## Begin

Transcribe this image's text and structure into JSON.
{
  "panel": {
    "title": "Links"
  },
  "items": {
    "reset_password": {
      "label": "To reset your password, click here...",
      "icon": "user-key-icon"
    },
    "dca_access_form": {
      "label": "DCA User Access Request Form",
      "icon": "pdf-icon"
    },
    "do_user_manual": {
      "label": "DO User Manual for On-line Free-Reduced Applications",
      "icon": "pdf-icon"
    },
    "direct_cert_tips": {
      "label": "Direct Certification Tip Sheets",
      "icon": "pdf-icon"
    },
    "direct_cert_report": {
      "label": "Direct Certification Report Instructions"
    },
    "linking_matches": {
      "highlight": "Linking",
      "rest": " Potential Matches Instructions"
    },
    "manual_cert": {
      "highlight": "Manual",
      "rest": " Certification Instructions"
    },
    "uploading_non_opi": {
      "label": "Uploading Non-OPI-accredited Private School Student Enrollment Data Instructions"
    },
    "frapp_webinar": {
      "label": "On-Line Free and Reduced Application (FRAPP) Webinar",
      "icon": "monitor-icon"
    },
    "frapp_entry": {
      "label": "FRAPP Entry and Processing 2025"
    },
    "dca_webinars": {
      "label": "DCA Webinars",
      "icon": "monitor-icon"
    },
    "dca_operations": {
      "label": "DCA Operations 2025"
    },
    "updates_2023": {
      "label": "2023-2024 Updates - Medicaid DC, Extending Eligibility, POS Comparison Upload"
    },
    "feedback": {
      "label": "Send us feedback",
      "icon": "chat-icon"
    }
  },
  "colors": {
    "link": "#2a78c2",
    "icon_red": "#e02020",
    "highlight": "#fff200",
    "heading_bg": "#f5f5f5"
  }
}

## End

• [Directions]:
Print the whole listing exactly as it is.

• [Result]:
Transcribe this image's text and structure into JSON.
{
  "panel": {
    "title": "Links"
  },
  "items": {
    "reset_password": {
      "label": "To reset your password, click here...",
      "icon": "user-key-icon"
    },
    "dca_access_form": {
      "label": "DCA User Access Request Form",
      "icon": "pdf-icon"
    },
    "do_user_manual": {
      "label": "DO User Manual for On-line Free-Reduced Applications",
      "icon": "pdf-icon"
    },
    "direct_cert_tips": {
      "label": "Direct Certification Tip Sheets",
      "icon": "pdf-icon"
    },
    "direct_cert_report": {
      "label": "Direct Certification Report Instructions"
    },
    "linking_matches": {
      "highlight": "Linking",
      "rest": " Potential Matches Instructions"
    },
    "manual_cert": {
      "highlight": "Manual",
      "rest": " Certification Instructions"
    },
    "uploading_non_opi": {
      "label": "Uploading Non-OPI-accredited Private School Student Enrollment Data Instructions"
    },
    "frapp_webinar": {
      "label": "On-Line Free and Reduced Application (FRAPP) Webinar",
      "icon": "monitor-icon"
    },
    "frapp_entry": {
      "label": "FRAPP Entry and Processing 2025"
    },
    "dca_webinars": {
      "label": "DCA Webinars",
      "icon": "monitor-icon"
    },
    "dca_operations": {
      "label": "DCA Operations 2025"
    },
    "updates_2023": {
      "label": "2023-2024 Updates - Medicaid DC, Extending Eligibility, POS Comparison Upload"
    },
    "feedback": {
      "label": "Send us feedback",
      "icon": "chat-icon"
    }
  },
  "colors": {
    "link": "#2a78c2",
    "icon_red": "#e02020",
    "highlight": "#fff200",
    "heading_bg": "#f5f5f5"
  }
}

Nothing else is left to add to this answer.